== Exercise ==
Reproduce word for word the lines that start with the one containing "data-point <box>1244 472 1260 488</box>" and go on through the one containing "series: 148.61 144.47", including both of those lines.

[Collected data entries]

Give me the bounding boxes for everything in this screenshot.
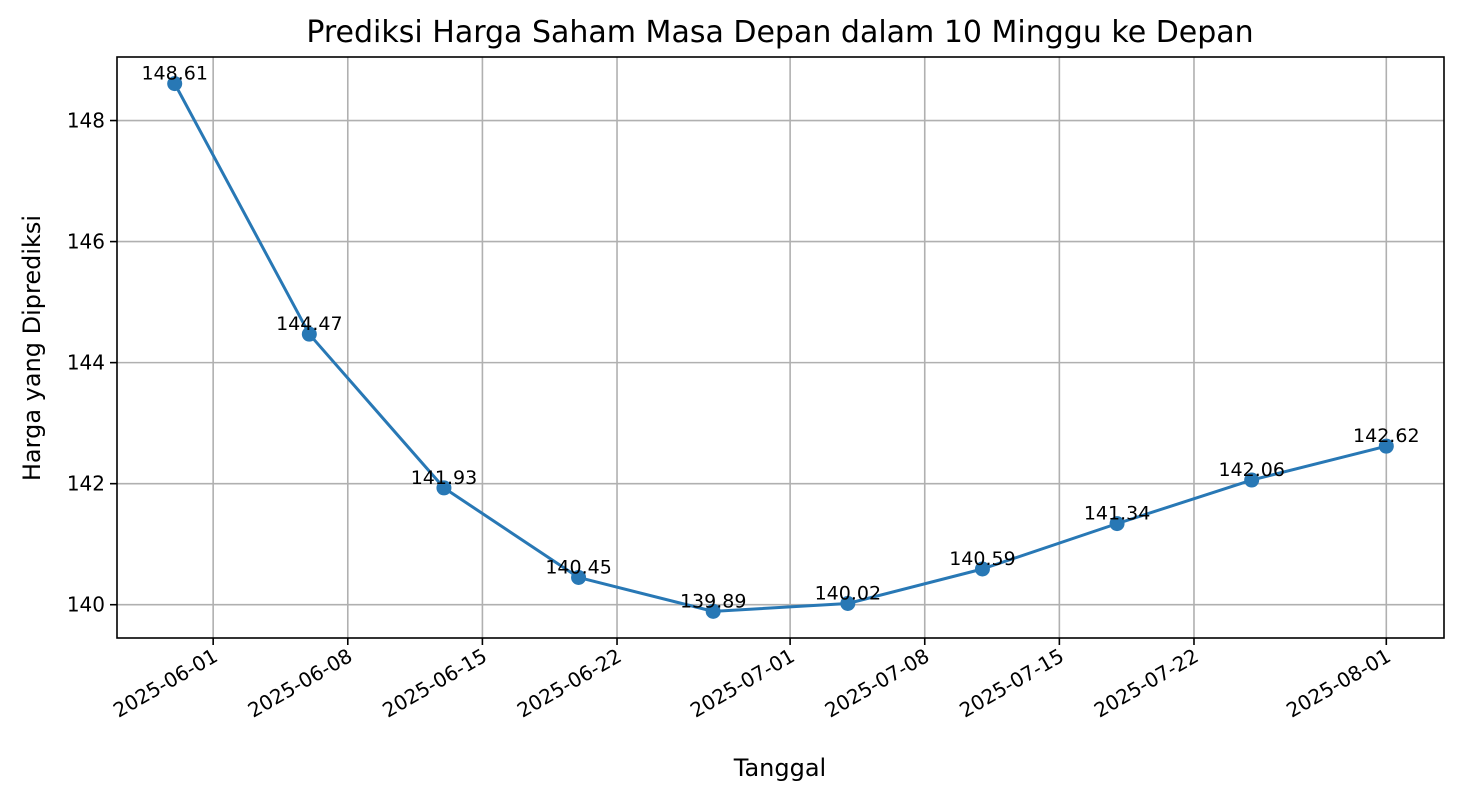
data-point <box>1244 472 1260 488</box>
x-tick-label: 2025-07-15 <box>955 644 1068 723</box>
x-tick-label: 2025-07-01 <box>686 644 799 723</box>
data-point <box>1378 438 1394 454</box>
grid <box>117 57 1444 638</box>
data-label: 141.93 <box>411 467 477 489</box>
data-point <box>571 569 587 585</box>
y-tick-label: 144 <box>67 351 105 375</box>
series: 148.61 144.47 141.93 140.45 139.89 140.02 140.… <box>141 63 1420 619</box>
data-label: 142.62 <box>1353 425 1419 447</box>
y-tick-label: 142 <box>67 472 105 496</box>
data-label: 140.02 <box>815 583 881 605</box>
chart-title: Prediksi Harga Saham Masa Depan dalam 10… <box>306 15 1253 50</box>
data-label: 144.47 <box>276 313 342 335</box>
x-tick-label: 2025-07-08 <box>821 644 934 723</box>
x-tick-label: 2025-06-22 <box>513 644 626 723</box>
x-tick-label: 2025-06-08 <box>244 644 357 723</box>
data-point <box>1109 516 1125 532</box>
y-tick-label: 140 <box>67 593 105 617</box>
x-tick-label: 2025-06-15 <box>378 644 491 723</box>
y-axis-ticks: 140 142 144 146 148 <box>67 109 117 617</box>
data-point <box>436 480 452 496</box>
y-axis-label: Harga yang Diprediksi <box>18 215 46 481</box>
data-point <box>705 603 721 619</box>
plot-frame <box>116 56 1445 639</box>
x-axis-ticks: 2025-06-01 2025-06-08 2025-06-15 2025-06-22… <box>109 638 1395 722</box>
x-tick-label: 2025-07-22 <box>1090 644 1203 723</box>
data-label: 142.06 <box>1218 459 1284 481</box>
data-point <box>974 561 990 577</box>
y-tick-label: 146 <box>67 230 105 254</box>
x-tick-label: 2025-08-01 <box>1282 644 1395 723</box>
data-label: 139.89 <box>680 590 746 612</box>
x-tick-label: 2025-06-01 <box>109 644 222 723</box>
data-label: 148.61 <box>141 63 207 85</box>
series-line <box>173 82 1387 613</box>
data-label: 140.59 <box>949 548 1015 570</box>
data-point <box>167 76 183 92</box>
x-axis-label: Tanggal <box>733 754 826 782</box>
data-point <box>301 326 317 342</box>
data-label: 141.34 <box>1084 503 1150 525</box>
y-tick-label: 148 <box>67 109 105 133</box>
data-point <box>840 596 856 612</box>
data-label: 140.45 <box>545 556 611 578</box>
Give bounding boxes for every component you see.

==

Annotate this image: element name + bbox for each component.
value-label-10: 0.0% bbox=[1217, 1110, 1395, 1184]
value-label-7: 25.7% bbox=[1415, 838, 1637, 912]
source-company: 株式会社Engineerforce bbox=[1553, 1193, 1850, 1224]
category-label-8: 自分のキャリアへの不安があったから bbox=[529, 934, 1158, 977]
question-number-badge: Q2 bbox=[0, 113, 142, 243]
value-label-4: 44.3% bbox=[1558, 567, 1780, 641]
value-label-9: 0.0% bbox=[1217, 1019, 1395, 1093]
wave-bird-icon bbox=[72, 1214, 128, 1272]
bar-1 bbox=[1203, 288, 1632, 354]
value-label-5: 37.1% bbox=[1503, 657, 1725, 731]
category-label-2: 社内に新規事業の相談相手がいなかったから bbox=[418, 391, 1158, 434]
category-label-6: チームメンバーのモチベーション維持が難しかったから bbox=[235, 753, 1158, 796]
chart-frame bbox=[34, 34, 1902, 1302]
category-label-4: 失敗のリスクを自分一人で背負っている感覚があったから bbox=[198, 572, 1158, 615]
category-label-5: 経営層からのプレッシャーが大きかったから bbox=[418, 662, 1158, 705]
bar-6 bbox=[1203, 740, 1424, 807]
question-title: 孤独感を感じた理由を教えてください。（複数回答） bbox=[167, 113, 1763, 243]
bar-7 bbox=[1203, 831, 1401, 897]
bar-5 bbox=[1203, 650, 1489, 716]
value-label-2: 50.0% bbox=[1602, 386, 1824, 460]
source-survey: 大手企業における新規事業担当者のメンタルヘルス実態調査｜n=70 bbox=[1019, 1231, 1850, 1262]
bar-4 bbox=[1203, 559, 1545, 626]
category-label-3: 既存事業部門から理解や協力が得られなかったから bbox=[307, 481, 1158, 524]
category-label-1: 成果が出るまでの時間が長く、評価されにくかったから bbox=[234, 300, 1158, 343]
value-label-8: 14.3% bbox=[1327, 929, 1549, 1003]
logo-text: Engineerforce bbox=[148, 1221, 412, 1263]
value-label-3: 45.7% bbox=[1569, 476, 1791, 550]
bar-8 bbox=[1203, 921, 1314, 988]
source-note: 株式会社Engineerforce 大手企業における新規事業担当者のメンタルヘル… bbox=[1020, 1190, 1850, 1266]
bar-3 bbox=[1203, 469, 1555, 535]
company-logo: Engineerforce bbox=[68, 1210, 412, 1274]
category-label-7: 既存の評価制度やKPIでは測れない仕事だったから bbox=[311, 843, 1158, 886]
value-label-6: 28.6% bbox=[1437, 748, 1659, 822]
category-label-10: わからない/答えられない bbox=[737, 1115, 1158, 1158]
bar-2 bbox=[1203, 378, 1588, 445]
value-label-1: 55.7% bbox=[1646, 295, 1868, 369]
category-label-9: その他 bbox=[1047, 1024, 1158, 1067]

---

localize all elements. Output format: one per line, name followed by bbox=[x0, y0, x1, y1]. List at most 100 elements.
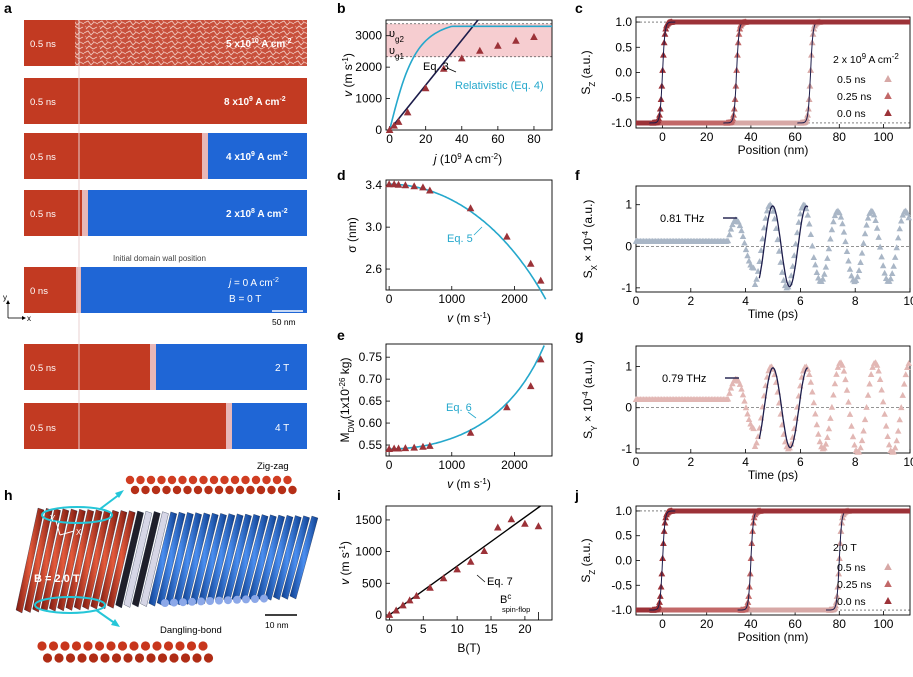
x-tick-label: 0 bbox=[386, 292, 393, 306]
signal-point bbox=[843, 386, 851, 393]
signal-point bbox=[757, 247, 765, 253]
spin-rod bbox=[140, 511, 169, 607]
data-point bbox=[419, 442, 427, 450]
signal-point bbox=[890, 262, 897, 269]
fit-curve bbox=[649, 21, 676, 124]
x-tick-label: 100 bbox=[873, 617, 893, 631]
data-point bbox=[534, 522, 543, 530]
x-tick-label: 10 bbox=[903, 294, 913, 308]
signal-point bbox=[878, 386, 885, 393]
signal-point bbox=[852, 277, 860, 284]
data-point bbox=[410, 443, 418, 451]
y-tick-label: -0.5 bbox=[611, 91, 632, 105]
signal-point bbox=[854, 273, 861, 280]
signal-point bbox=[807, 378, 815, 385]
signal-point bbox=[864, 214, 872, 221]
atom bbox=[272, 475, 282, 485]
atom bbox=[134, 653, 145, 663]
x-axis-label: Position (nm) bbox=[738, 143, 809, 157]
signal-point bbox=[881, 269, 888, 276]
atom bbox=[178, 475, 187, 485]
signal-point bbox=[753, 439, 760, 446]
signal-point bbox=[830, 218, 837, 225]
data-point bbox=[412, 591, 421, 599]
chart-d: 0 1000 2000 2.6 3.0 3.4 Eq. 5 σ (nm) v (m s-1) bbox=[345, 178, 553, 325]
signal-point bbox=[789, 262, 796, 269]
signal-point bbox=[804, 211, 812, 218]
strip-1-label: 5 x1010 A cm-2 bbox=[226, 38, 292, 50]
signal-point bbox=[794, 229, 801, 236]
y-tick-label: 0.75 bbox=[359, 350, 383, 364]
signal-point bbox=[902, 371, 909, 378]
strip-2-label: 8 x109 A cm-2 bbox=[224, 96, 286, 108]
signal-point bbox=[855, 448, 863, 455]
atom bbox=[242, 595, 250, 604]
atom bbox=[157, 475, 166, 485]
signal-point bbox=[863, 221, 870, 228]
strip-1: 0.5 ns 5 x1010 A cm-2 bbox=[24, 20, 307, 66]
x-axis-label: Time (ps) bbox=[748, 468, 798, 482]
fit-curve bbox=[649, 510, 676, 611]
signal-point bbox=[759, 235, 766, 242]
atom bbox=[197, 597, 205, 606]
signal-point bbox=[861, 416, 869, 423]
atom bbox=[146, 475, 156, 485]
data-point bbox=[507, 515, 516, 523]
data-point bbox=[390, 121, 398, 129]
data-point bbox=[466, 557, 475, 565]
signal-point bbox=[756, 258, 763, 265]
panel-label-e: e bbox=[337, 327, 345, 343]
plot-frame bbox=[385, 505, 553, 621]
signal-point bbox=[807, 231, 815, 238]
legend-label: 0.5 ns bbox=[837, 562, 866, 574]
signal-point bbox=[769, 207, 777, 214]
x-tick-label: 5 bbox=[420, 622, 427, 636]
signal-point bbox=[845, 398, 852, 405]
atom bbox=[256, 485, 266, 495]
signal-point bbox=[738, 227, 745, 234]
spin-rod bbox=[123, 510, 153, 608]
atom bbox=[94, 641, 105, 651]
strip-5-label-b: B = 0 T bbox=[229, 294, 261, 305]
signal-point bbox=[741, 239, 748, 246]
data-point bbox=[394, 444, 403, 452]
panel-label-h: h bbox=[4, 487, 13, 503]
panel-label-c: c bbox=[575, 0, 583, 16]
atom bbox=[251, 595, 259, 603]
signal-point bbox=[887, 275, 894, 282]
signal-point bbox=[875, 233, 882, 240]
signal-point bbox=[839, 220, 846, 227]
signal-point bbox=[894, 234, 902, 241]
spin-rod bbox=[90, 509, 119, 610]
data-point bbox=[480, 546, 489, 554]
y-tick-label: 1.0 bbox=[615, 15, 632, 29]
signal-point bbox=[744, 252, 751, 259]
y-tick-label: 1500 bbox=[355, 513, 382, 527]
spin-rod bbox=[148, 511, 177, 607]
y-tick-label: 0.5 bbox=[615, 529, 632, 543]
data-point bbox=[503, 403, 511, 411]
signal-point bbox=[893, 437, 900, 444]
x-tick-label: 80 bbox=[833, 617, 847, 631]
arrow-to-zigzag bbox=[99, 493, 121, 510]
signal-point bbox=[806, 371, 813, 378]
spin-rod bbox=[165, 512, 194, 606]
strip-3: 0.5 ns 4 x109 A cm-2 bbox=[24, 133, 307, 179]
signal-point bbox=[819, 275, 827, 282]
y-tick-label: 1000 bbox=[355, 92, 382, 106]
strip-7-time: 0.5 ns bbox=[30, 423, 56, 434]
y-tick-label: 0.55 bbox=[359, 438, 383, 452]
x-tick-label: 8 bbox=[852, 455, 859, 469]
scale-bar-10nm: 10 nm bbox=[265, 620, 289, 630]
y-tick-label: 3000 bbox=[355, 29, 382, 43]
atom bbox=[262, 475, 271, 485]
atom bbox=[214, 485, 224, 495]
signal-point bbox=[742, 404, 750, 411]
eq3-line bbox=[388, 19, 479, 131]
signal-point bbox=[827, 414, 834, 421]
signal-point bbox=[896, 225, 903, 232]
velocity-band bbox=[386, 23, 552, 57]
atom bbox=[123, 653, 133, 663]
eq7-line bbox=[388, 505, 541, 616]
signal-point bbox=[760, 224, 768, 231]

== Written reply ==
data-point <box>1244 472 1260 488</box>
x-tick-label: 2025-07-15 <box>955 644 1068 723</box>
x-tick-label: 2025-07-01 <box>686 644 799 723</box>
data-point <box>1378 438 1394 454</box>
grid <box>117 57 1444 638</box>
data-label: 141.93 <box>411 467 477 489</box>
data-point <box>571 569 587 585</box>
y-tick-label: 144 <box>67 351 105 375</box>
series: 148.61 144.47 141.93 140.45 139.89 140.02 140.… <box>141 63 1420 619</box>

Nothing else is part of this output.